■ Texte du document ■
__________

Les bizarreries des frontières en Europe !
Le 17 juin Frédéric Bourquin avait fait au local de la Maison de l’Europe une présentation sur les frontières en Europe (et pas de l’Europe !) axée sur les zones de différends, de tensions ou de conflits possibles.
Il nous avait promis une 2ème partie, plus amusante, sur les multiples bizarreries de ces frontières en Europe. Promesse tenue jeudi 21 octobre, de 18h à 19h30. Une bonne vingtaine de personnes ont suivi avec attention cette présentation organisée par le Mouvement européen du Gard, avant de prolonger les échanges un verre à la main.
Comme toujours avec Frédéric, la présentation était appuyée sur une recherche documentaire riche et approfondie.

__________

■ Entrées affichées ■
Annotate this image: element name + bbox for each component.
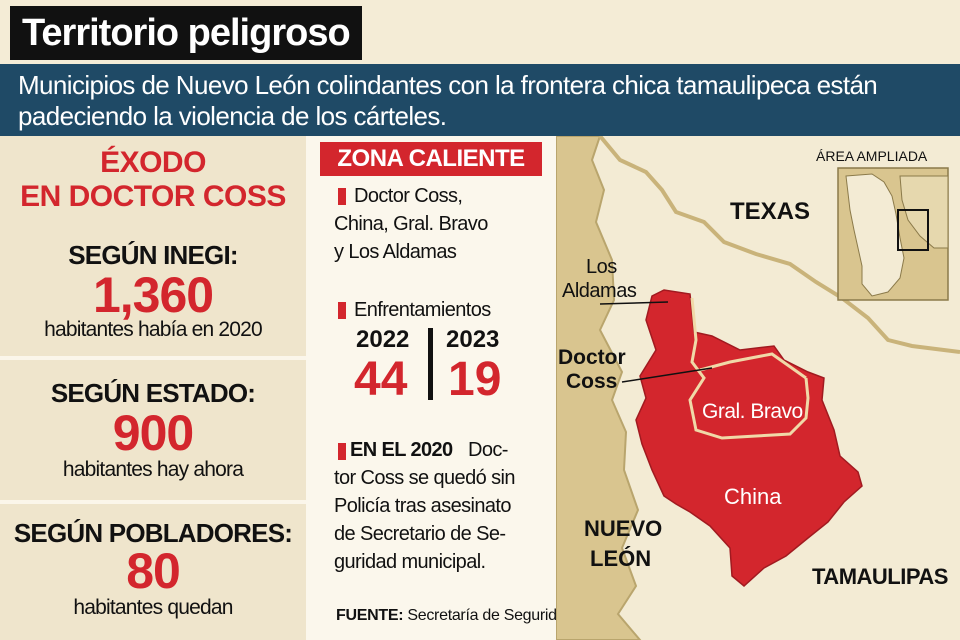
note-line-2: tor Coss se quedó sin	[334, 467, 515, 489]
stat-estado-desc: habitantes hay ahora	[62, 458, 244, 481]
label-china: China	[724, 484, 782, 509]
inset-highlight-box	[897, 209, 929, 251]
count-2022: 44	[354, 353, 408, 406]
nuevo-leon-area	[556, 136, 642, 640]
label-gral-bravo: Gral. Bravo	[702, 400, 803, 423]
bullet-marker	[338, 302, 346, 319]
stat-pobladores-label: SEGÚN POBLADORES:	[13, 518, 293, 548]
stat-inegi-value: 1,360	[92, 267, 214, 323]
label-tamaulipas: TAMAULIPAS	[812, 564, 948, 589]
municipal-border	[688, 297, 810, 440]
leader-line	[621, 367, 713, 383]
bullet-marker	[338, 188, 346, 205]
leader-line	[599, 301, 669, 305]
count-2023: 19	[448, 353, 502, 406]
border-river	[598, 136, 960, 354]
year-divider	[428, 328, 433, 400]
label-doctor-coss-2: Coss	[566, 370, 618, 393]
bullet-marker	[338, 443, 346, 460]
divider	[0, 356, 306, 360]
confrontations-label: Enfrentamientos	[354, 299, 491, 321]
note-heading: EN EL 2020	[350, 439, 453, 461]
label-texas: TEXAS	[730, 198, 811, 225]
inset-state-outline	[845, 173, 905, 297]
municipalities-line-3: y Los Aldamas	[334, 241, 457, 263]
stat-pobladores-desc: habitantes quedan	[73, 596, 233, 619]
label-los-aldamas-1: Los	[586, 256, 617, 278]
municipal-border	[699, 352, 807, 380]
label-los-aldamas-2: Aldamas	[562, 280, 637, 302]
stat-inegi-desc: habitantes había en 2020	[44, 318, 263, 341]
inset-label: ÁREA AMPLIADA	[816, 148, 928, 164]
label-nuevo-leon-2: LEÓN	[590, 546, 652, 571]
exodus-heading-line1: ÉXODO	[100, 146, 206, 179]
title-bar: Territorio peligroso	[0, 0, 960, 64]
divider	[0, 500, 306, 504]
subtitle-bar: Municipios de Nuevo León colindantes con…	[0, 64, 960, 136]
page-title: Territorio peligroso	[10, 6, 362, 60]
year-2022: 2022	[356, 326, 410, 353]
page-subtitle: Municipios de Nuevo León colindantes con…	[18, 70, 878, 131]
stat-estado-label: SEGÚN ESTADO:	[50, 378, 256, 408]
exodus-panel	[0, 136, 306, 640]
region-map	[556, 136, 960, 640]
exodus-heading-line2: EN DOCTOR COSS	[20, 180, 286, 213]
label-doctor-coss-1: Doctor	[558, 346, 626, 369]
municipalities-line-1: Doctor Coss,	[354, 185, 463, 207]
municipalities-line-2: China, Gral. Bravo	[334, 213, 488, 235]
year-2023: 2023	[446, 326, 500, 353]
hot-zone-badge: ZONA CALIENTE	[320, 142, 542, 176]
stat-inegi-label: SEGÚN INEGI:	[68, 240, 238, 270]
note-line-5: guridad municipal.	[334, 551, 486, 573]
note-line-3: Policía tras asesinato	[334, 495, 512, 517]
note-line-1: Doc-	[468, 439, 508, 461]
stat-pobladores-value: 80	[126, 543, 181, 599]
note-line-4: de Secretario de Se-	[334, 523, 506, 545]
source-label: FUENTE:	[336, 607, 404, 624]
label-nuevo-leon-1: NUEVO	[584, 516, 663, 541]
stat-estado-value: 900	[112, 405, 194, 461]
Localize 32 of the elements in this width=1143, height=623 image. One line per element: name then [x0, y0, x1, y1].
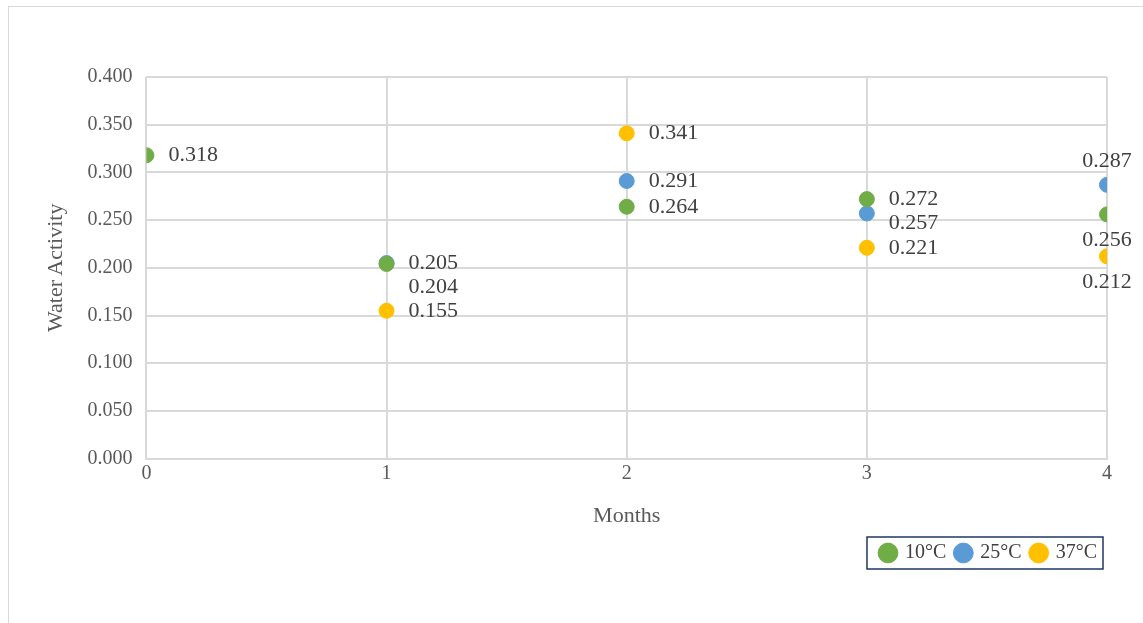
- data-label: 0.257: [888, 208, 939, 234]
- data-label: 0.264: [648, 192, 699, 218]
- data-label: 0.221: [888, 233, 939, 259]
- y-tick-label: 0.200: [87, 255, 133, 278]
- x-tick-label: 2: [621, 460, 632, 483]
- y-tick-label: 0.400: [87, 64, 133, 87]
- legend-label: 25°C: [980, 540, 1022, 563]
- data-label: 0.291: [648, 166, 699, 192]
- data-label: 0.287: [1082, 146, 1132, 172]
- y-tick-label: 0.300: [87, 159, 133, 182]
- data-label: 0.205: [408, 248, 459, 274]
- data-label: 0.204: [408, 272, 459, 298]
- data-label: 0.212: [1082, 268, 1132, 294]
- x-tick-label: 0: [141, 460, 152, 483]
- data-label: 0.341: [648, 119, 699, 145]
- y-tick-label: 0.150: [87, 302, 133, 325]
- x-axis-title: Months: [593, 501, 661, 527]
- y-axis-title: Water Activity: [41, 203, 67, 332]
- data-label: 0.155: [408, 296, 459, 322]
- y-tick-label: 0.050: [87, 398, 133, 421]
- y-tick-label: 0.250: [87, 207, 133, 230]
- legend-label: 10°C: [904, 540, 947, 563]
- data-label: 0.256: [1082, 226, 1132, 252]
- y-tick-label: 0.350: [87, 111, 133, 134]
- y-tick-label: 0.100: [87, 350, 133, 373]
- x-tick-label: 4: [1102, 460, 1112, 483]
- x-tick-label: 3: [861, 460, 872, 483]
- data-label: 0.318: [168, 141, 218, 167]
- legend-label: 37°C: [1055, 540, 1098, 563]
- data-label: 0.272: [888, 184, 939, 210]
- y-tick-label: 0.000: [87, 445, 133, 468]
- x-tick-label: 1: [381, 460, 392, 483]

__________

■ Consigne 1 ■
Pouvez-vous recopier mot pour mot le passage de l'article sur les bizarreries des frontières en Europe, de « Le 17 juin Frédéric » à « verre à la main. » ?
■ Consigne 2 ■
Comment résumer en deux phrases l'article sur les bizarreries des frontières en Europe ?
■ Consigne 3 ■
Pouvez-vous écrire la suite de l'article sur les bizarreries des frontières en Europe, à partir de l'endroit où il s'arrête ?

■ Réponse 1 ■
Le 17 juin Frédéric Bourquin avait fait au local de la Maison de l’Europe une présentation sur les frontières en Europe (et pas de l’Europe !) axée sur les zones de différends, de tensions ou de conflits possibles.
Il nous avait promis une 2ème partie, plus amusante, sur les multiples bizarreries de ces frontières en Europe. Promesse tenue jeudi 21 octobre, de 18h à 19h30. Une bonne vingtaine de personnes ont suivi avec attention cette présentation organisée par le Mouvement européen du Gard, avant de prolonger les échanges un verre à la main.

■ Réponse 2 ■
Après une première présentation le 17 juin à la Maison de l'Europe sur les zones de différends et de tensions aux frontières en Europe, Frédéric Bourquin a tenu sa promesse d'une seconde partie, consacrée aux bizarreries de ces frontières, le jeudi 21 octobre de 18h à 19h30. Organisée par le Mouvement européen du Gard et appuyée sur une recherche documentaire riche et approfondie, elle a réuni une bonne vingtaine de personnes, qui ont ensuite prolongé les échanges un verre à la main.

■ Réponse 3 ■
Qu’est-ce qu’une frontière après tout, alors qu’aujourd’hui les frontières sont pour beaucoup devenues presque invisibles ? Deux spécialistes ont donné les deux définitions suivantes, différentes mais toutes les deux intéressantes : « une ligne ou un espace séparant des territoires terrestres sur lesquels deux États exercent la plénitude de leur puissance, c’est-à-dire la souveraineté territoriale» (Lucius Caflisch) et «les frontières sont des marqueurs symboliques nécessaires aux nations en quête d’un dedans pour interagir avec un dehors» (Michel Foucher). La première est juridique, la deuxième plus politique.
Les bizarreries des frontières sont très concentrées en Europe : c’est le résultat de l’histoire longue et complexe, et très tôt documentée, de notre région du monde
La présentation a traité successivement, avec de nombreux exemples – et Frédéric a bien précisé « de façon non exhaustive » - des thèmes suivants :
- les enclaves d’un pays dans le territoire d’un pays voisin
- des frontières qui traversent des villages ou même des maisons
- les micro-États en Europe
- les théocraties
- les principautés libertariennes, particulièrement pittoresques
- et enfin quelques curiosités des frontières et de certaines possessions historiques de la France.
Nous ne donnerons ici que quelques exemples pour chaque thème, avec les causes de ces situations curieuses.
Les enclaves.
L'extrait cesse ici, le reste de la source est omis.